▶ _Record set_:
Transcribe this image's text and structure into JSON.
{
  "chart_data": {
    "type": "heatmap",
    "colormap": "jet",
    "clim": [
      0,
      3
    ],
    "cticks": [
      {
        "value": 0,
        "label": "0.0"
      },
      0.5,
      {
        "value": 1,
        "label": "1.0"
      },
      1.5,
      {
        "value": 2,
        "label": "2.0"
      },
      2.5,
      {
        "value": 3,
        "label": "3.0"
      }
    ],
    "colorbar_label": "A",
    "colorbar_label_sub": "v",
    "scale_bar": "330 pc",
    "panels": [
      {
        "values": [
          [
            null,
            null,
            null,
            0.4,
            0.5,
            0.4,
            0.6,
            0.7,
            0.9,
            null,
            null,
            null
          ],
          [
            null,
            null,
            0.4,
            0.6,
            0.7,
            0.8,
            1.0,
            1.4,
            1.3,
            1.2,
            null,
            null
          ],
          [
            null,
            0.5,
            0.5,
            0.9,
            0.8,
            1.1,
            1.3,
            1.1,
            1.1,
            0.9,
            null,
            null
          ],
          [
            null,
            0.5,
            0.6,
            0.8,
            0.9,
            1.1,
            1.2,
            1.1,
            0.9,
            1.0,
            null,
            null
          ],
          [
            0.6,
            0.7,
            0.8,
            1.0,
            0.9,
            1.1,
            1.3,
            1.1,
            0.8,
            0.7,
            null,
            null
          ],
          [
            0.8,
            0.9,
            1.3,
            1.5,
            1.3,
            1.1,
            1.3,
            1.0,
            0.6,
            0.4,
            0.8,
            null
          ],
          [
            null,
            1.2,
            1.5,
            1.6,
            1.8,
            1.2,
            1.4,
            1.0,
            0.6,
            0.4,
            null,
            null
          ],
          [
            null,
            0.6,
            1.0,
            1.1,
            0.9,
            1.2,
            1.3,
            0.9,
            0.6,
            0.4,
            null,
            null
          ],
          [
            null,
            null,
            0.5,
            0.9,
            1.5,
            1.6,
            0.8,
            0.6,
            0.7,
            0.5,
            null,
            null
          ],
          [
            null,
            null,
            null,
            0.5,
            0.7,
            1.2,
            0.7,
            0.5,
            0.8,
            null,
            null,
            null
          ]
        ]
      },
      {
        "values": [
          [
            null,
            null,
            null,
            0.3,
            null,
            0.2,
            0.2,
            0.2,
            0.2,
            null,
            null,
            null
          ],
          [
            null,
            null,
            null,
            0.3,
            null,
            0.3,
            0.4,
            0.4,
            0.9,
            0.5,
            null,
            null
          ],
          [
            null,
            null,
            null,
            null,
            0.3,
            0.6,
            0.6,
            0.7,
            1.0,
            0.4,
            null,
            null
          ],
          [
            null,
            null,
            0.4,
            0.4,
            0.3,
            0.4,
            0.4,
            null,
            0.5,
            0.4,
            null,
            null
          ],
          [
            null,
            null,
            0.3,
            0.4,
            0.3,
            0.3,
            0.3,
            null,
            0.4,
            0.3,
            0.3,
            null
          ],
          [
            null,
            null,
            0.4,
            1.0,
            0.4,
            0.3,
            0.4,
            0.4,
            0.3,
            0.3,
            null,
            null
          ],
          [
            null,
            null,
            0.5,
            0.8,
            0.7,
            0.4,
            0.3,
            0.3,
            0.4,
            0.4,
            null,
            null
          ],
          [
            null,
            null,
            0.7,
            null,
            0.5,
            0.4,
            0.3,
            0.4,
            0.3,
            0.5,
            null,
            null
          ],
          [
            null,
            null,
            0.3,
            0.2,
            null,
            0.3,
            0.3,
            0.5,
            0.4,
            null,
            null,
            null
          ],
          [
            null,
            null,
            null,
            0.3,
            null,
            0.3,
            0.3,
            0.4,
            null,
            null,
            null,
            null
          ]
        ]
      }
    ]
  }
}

▶ _Job_:
Retype every record above exactly as written.

▶ _Result for this exercise_:
Transcribe this image's text and structure into JSON.
{
  "chart_data": {
    "type": "heatmap",
    "colormap": "jet",
    "clim": [
      0,
      3
    ],
    "cticks": [
      {
        "value": 0,
        "label": "0.0"
      },
      0.5,
      {
        "value": 1,
        "label": "1.0"
      },
      1.5,
      {
        "value": 2,
        "label": "2.0"
      },
      2.5,
      {
        "value": 3,
        "label": "3.0"
      }
    ],
    "colorbar_label": "A",
    "colorbar_label_sub": "v",
    "scale_bar": "330 pc",
    "panels": [
      {
        "values": [
          [
            null,
            null,
            null,
            0.4,
            0.5,
            0.4,
            0.6,
            0.7,
            0.9,
            null,
            null,
            null
          ],
          [
            null,
            null,
            0.4,
            0.6,
            0.7,
            0.8,
            1.0,
            1.4,
            1.3,
            1.2,
            null,
            null
          ],
          [
            null,
            0.5,
            0.5,
            0.9,
            0.8,
            1.1,
            1.3,
            1.1,
            1.1,
            0.9,
            null,
            null
          ],
          [
            null,
            0.5,
            0.6,
            0.8,
            0.9,
            1.1,
            1.2,
            1.1,
            0.9,
            1.0,
            null,
            null
          ],
          [
            0.6,
            0.7,
            0.8,
            1.0,
            0.9,
            1.1,
            1.3,
            1.1,
            0.8,
            0.7,
            null,
            null
          ],
          [
            0.8,
            0.9,
            1.3,
            1.5,
            1.3,
            1.1,
            1.3,
            1.0,
            0.6,
            0.4,
            0.8,
            null
          ],
          [
            null,
            1.2,
            1.5,
            1.6,
            1.8,
            1.2,
            1.4,
            1.0,
            0.6,
            0.4,
            null,
            null
          ],
          [
            null,
            0.6,
            1.0,
            1.1,
            0.9,
            1.2,
            1.3,
            0.9,
            0.6,
            0.4,
            null,
            null
          ],
          [
            null,
            null,
            0.5,
            0.9,
            1.5,
            1.6,
            0.8,
            0.6,
            0.7,
            0.5,
            null,
            null
          ],
          [
            null,
            null,
            null,
            0.5,
            0.7,
            1.2,
            0.7,
            0.5,
            0.8,
            null,
            null,
            null
          ]
        ]
      },
      {
        "values": [
          [
            null,
            null,
            null,
            0.3,
            null,
            0.2,
            0.2,
            0.2,
            0.2,
            null,
            null,
            null
          ],
          [
            null,
            null,
            null,
            0.3,
            null,
            0.3,
            0.4,
            0.4,
            0.9,
            0.5,
            null,
            null
          ],
          [
            null,
            null,
            null,
            null,
            0.3,
            0.6,
            0.6,
            0.7,
            1.0,
            0.4,
            null,
            null
          ],
          [
            null,
            null,
            0.4,
            0.4,
            0.3,
            0.4,
            0.4,
            null,
            0.5,
            0.4,
            null,
            null
          ],
          [
            null,
            null,
            0.3,
            0.4,
            0.3,
            0.3,
            0.3,
            null,
            0.4,
            0.3,
            0.3,
            null
          ],
          [
            null,
            null,
            0.4,
            1.0,
            0.4,
            0.3,
            0.4,
            0.4,
            0.3,
            0.3,
            null,
            null
          ],
          [
            null,
            null,
            0.5,
            0.8,
            0.7,
            0.4,
            0.3,
            0.3,
            0.4,
            0.4,
            null,
            null
          ],
          [
            null,
            null,
            0.7,
            null,
            0.5,
            0.4,
            0.3,
            0.4,
            0.3,
            0.5,
            null,
            null
          ],
          [
            null,
            null,
            0.3,
            0.2,
            null,
            0.3,
            0.3,
            0.5,
            0.4,
            null,
            null,
            null
          ],
          [
            null,
            null,
            null,
            0.3,
            null,
            0.3,
            0.3,
            0.4,
            null,
            null,
            null,
            null
          ]
        ]
      }
    ]
  }
}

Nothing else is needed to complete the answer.